>>>>>

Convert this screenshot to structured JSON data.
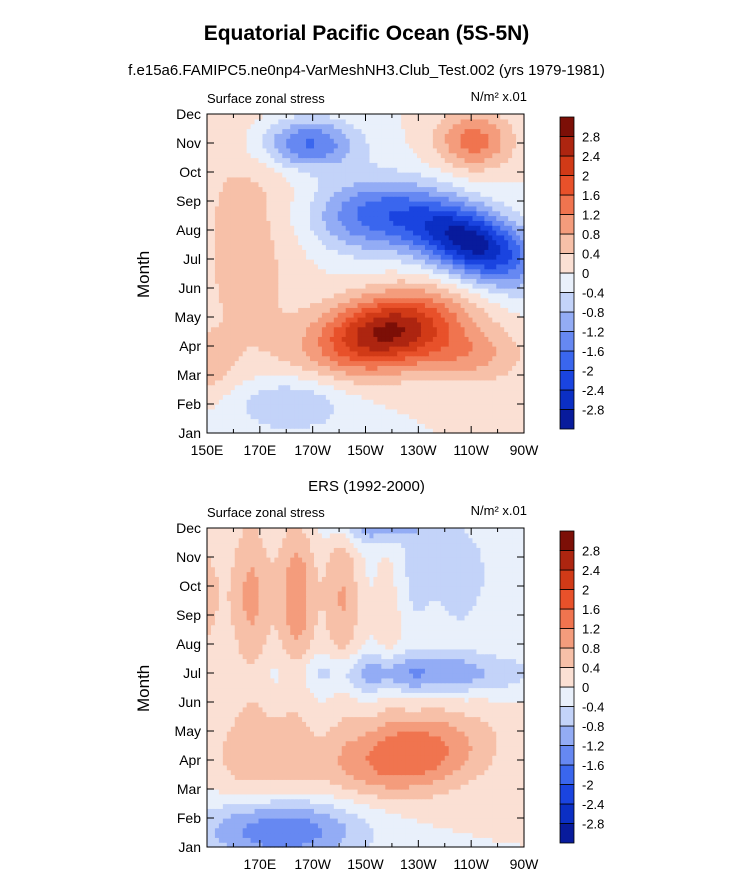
{
  "title": "Equatorial Pacific Ocean (5S-5N)",
  "subtitle": "f.e15a6.FAMIPC5.ne0np4-VarMeshNH3.Club_Test.002 (yrs 1979-1981)",
  "panels": [
    {
      "center_title": "",
      "left_label": "Surface zonal stress",
      "right_label": "N/m² x.01",
      "ylabel": "Month"
    },
    {
      "center_title": "ERS (1992-2000)",
      "left_label": "Surface zonal stress",
      "right_label": "N/m² x.01",
      "ylabel": "Month"
    }
  ],
  "chart_data": [
    {
      "type": "heatmap",
      "title": "Equatorial Pacific Ocean (5S-5N)",
      "subtitle": "f.e15a6.FAMIPC5.ne0np4-VarMeshNH3.Club_Test.002 (yrs 1979-1981)",
      "left_label": "Surface zonal stress",
      "units": "N/m² x.01",
      "ylabel": "Month",
      "xlim_deg_east": [
        150,
        270
      ],
      "x_ticks": [
        150,
        170,
        190,
        210,
        230,
        250,
        270
      ],
      "x_tick_labels": [
        "150E",
        "170E",
        "170W",
        "150W",
        "130W",
        "110W",
        "90W"
      ],
      "y_tick_labels": [
        "Jan",
        "Feb",
        "Mar",
        "Apr",
        "May",
        "Jun",
        "Jul",
        "Aug",
        "Sep",
        "Oct",
        "Nov",
        "Dec"
      ],
      "colorbar_levels": [
        -2.8,
        -2.4,
        -2,
        -1.6,
        -1.2,
        -0.8,
        -0.4,
        0,
        0.4,
        0.8,
        1.2,
        1.6,
        2,
        2.4,
        2.8
      ],
      "colorbar_labels": [
        "2.8",
        "2.4",
        "2",
        "1.6",
        "1.2",
        "0.8",
        "0.4",
        "0",
        "-0.4",
        "-0.8",
        "-1.2",
        "-1.6",
        "-2",
        "-2.4",
        "-2.8"
      ],
      "colors": [
        "#081b9c",
        "#0b2fc4",
        "#1a44e0",
        "#3a66ee",
        "#6688f2",
        "#93acf5",
        "#c3d3f9",
        "#e9f0fb",
        "#fbe0d4",
        "#f7c0a8",
        "#f49c7c",
        "#f0744f",
        "#e8512a",
        "#d13a17",
        "#ad2510",
        "#7c0f07"
      ],
      "features": [
        {
          "kind": "positive",
          "peak": 2.8,
          "lon_range": [
            200,
            250
          ],
          "months": [
            "Mar",
            "Apr",
            "May"
          ]
        },
        {
          "kind": "negative",
          "peak": -2.8,
          "lon_range": [
            210,
            265
          ],
          "months": [
            "Jun",
            "Jul",
            "Aug",
            "Sep"
          ]
        },
        {
          "kind": "negative",
          "peak": -1.6,
          "lon_range": [
            175,
            200
          ],
          "months": [
            "Nov"
          ]
        },
        {
          "kind": "positive",
          "peak": 1.2,
          "lon_range": [
            240,
            262
          ],
          "months": [
            "Nov",
            "Dec"
          ]
        }
      ]
    },
    {
      "type": "heatmap",
      "title": "ERS (1992-2000)",
      "left_label": "Surface zonal stress",
      "units": "N/m² x.01",
      "ylabel": "Month",
      "xlim_deg_east": [
        150,
        270
      ],
      "x_ticks": [
        170,
        190,
        210,
        230,
        250,
        270
      ],
      "x_tick_labels": [
        "170E",
        "170W",
        "150W",
        "130W",
        "110W",
        "90W"
      ],
      "y_tick_labels": [
        "Jan",
        "Feb",
        "Mar",
        "Apr",
        "May",
        "Jun",
        "Jul",
        "Aug",
        "Sep",
        "Oct",
        "Nov",
        "Dec"
      ],
      "colorbar_levels": [
        -2.8,
        -2.4,
        -2,
        -1.6,
        -1.2,
        -0.8,
        -0.4,
        0,
        0.4,
        0.8,
        1.2,
        1.6,
        2,
        2.4,
        2.8
      ],
      "colorbar_labels": [
        "2.8",
        "2.4",
        "2",
        "1.6",
        "1.2",
        "0.8",
        "0.4",
        "0",
        "-0.4",
        "-0.8",
        "-1.2",
        "-1.6",
        "-2",
        "-2.4",
        "-2.8"
      ],
      "colors": [
        "#081b9c",
        "#0b2fc4",
        "#1a44e0",
        "#3a66ee",
        "#6688f2",
        "#93acf5",
        "#c3d3f9",
        "#e9f0fb",
        "#fbe0d4",
        "#f7c0a8",
        "#f49c7c",
        "#f0744f",
        "#e8512a",
        "#d13a17",
        "#ad2510",
        "#7c0f07"
      ],
      "features": [
        {
          "kind": "positive",
          "peak": 1.6,
          "lon_range": [
            205,
            255
          ],
          "months": [
            "Mar",
            "Apr",
            "May"
          ]
        },
        {
          "kind": "negative",
          "peak": -1.2,
          "lon_range": [
            205,
            262
          ],
          "months": [
            "Jul"
          ]
        },
        {
          "kind": "negative",
          "peak": -1.6,
          "lon_range": [
            155,
            205
          ],
          "months": [
            "Jan",
            "Feb"
          ]
        },
        {
          "kind": "positive",
          "peak": 0.8,
          "lon_range": [
            152,
            220
          ],
          "months": [
            "Sep",
            "Oct",
            "Nov",
            "Dec"
          ]
        },
        {
          "kind": "negative",
          "peak": -0.8,
          "lon_range": [
            210,
            260
          ],
          "months": [
            "Oct",
            "Nov",
            "Dec"
          ]
        }
      ]
    }
  ]
}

<<<<<

▶ _GIVEN REQUEST_
Would you return the data exactly as written, without the pictures?

▶ _WRITTEN REPLY_
Convert this screenshot to structured JSON data.
{
  "title": "Equatorial Pacific Ocean (5S-5N)",
  "subtitle": "f.e15a6.FAMIPC5.ne0np4-VarMeshNH3.Club_Test.002 (yrs 1979-1981)",
  "panels": [
    {
      "center_title": "",
      "left_label": "Surface zonal stress",
      "right_label": "N/m² x.01",
      "ylabel": "Month"
    },
    {
      "center_title": "ERS (1992-2000)",
      "left_label": "Surface zonal stress",
      "right_label": "N/m² x.01",
      "ylabel": "Month"
    }
  ],
  "chart_data": [
    {
      "type": "heatmap",
      "title": "Equatorial Pacific Ocean (5S-5N)",
      "subtitle": "f.e15a6.FAMIPC5.ne0np4-VarMeshNH3.Club_Test.002 (yrs 1979-1981)",
      "left_label": "Surface zonal stress",
      "units": "N/m² x.01",
      "ylabel": "Month",
      "xlim_deg_east": [
        150,
        270
      ],
      "x_ticks": [
        150,
        170,
        190,
        210,
        230,
        250,
        270
      ],
      "x_tick_labels": [
        "150E",
        "170E",
        "170W",
        "150W",
        "130W",
        "110W",
        "90W"
      ],
      "y_tick_labels": [
        "Jan",
        "Feb",
        "Mar",
        "Apr",
        "May",
        "Jun",
        "Jul",
        "Aug",
        "Sep",
        "Oct",
        "Nov",
        "Dec"
      ],
      "colorbar_levels": [
        -2.8,
        -2.4,
        -2,
        -1.6,
        -1.2,
        -0.8,
        -0.4,
        0,
        0.4,
        0.8,
        1.2,
        1.6,
        2,
        2.4,
        2.8
      ],
      "colorbar_labels": [
        "2.8",
        "2.4",
        "2",
        "1.6",
        "1.2",
        "0.8",
        "0.4",
        "0",
        "-0.4",
        "-0.8",
        "-1.2",
        "-1.6",
        "-2",
        "-2.4",
        "-2.8"
      ],
      "colors": [
        "#081b9c",
        "#0b2fc4",
        "#1a44e0",
        "#3a66ee",
        "#6688f2",
        "#93acf5",
        "#c3d3f9",
        "#e9f0fb",
        "#fbe0d4",
        "#f7c0a8",
        "#f49c7c",
        "#f0744f",
        "#e8512a",
        "#d13a17",
        "#ad2510",
        "#7c0f07"
      ],
      "features": [
        {
          "kind": "positive",
          "peak": 2.8,
          "lon_range": [
            200,
            250
          ],
          "months": [
            "Mar",
            "Apr",
            "May"
          ]
        },
        {
          "kind": "negative",
          "peak": -2.8,
          "lon_range": [
            210,
            265
          ],
          "months": [
            "Jun",
            "Jul",
            "Aug",
            "Sep"
          ]
        },
        {
          "kind": "negative",
          "peak": -1.6,
          "lon_range": [
            175,
            200
          ],
          "months": [
            "Nov"
          ]
        },
        {
          "kind": "positive",
          "peak": 1.2,
          "lon_range": [
            240,
            262
          ],
          "months": [
            "Nov",
            "Dec"
          ]
        }
      ]
    },
    {
      "type": "heatmap",
      "title": "ERS (1992-2000)",
      "left_label": "Surface zonal stress",
      "units": "N/m² x.01",
      "ylabel": "Month",
      "xlim_deg_east": [
        150,
        270
      ],
      "x_ticks": [
        170,
        190,
        210,
        230,
        250,
        270
      ],
      "x_tick_labels": [
        "170E",
        "170W",
        "150W",
        "130W",
        "110W",
        "90W"
      ],
      "y_tick_labels": [
        "Jan",
        "Feb",
        "Mar",
        "Apr",
        "May",
        "Jun",
        "Jul",
        "Aug",
        "Sep",
        "Oct",
        "Nov",
        "Dec"
      ],
      "colorbar_levels": [
        -2.8,
        -2.4,
        -2,
        -1.6,
        -1.2,
        -0.8,
        -0.4,
        0,
        0.4,
        0.8,
        1.2,
        1.6,
        2,
        2.4,
        2.8
      ],
      "colorbar_labels": [
        "2.8",
        "2.4",
        "2",
        "1.6",
        "1.2",
        "0.8",
        "0.4",
        "0",
        "-0.4",
        "-0.8",
        "-1.2",
        "-1.6",
        "-2",
        "-2.4",
        "-2.8"
      ],
      "colors": [
        "#081b9c",
        "#0b2fc4",
        "#1a44e0",
        "#3a66ee",
        "#6688f2",
        "#93acf5",
        "#c3d3f9",
        "#e9f0fb",
        "#fbe0d4",
        "#f7c0a8",
        "#f49c7c",
        "#f0744f",
        "#e8512a",
        "#d13a17",
        "#ad2510",
        "#7c0f07"
      ],
      "features": [
        {
          "kind": "positive",
          "peak": 1.6,
          "lon_range": [
            205,
            255
          ],
          "months": [
            "Mar",
            "Apr",
            "May"
          ]
        },
        {
          "kind": "negative",
          "peak": -1.2,
          "lon_range": [
            205,
            262
          ],
          "months": [
            "Jul"
          ]
        },
        {
          "kind": "negative",
          "peak": -1.6,
          "lon_range": [
            155,
            205
          ],
          "months": [
            "Jan",
            "Feb"
          ]
        },
        {
          "kind": "positive",
          "peak": 0.8,
          "lon_range": [
            152,
            220
          ],
          "months": [
            "Sep",
            "Oct",
            "Nov",
            "Dec"
          ]
        },
        {
          "kind": "negative",
          "peak": -0.8,
          "lon_range": [
            210,
            260
          ],
          "months": [
            "Oct",
            "Nov",
            "Dec"
          ]
        }
      ]
    }
  ]
}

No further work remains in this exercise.